TASK BRIEF: Identify and copy all lines of the material where the string "from" is found.

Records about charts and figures
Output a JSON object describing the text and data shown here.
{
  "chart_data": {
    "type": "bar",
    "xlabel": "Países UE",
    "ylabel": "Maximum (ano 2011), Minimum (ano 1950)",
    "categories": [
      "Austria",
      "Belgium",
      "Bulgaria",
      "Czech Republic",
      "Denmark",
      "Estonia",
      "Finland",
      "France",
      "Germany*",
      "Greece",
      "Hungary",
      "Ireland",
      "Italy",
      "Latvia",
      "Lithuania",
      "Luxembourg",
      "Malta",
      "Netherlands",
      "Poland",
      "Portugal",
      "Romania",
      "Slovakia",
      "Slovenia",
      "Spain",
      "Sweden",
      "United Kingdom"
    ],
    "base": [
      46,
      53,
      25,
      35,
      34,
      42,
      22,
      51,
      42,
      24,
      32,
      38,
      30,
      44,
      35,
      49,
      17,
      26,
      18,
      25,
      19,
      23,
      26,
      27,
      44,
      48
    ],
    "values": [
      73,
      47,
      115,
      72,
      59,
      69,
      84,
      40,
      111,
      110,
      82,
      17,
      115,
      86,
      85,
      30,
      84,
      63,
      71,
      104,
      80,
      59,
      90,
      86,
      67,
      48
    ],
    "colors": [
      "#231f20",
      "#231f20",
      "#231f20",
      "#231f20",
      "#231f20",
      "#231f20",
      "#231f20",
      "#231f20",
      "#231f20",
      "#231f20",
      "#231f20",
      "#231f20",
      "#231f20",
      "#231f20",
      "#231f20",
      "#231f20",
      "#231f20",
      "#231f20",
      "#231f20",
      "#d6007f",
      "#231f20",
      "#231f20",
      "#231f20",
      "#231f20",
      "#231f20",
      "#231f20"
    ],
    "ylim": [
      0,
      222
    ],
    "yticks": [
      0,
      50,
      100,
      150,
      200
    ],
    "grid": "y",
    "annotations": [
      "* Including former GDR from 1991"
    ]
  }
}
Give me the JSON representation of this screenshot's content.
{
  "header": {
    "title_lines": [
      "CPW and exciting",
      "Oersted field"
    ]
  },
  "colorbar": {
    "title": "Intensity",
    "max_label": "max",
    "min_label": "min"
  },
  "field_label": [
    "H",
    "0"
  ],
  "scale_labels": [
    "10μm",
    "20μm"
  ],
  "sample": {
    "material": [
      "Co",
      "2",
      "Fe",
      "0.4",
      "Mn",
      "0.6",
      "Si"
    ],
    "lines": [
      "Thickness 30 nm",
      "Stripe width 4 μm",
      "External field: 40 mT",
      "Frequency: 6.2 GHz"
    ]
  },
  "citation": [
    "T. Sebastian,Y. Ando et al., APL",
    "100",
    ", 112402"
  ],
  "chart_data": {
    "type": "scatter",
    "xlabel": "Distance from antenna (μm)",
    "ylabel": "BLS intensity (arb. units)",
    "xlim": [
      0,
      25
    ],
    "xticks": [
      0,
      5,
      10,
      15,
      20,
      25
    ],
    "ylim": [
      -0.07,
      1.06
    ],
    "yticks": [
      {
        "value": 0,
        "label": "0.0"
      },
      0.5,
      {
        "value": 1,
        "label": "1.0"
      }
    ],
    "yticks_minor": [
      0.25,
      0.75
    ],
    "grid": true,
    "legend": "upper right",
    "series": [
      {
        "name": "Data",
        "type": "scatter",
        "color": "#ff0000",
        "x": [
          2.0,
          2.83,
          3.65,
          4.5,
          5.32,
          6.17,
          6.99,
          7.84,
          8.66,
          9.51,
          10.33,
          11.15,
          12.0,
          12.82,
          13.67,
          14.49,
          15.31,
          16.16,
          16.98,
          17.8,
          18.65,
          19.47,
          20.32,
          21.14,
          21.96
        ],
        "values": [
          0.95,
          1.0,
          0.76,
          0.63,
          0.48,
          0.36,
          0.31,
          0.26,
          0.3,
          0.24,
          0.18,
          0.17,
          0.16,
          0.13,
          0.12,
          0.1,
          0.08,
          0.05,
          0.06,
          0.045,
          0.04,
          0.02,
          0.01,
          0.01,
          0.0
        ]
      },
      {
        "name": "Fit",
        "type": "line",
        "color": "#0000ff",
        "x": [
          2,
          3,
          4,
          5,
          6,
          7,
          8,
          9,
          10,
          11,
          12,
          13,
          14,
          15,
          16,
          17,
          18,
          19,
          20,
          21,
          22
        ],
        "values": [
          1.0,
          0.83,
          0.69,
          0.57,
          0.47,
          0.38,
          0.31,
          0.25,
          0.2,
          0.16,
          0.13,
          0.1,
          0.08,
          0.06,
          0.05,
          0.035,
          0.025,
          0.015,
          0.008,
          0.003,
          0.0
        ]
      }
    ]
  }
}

SOLUTION FOR THIS PROBLEM:
      "* Including former GDR from 1991"
    "xlabel": "Distance from antenna (μm)",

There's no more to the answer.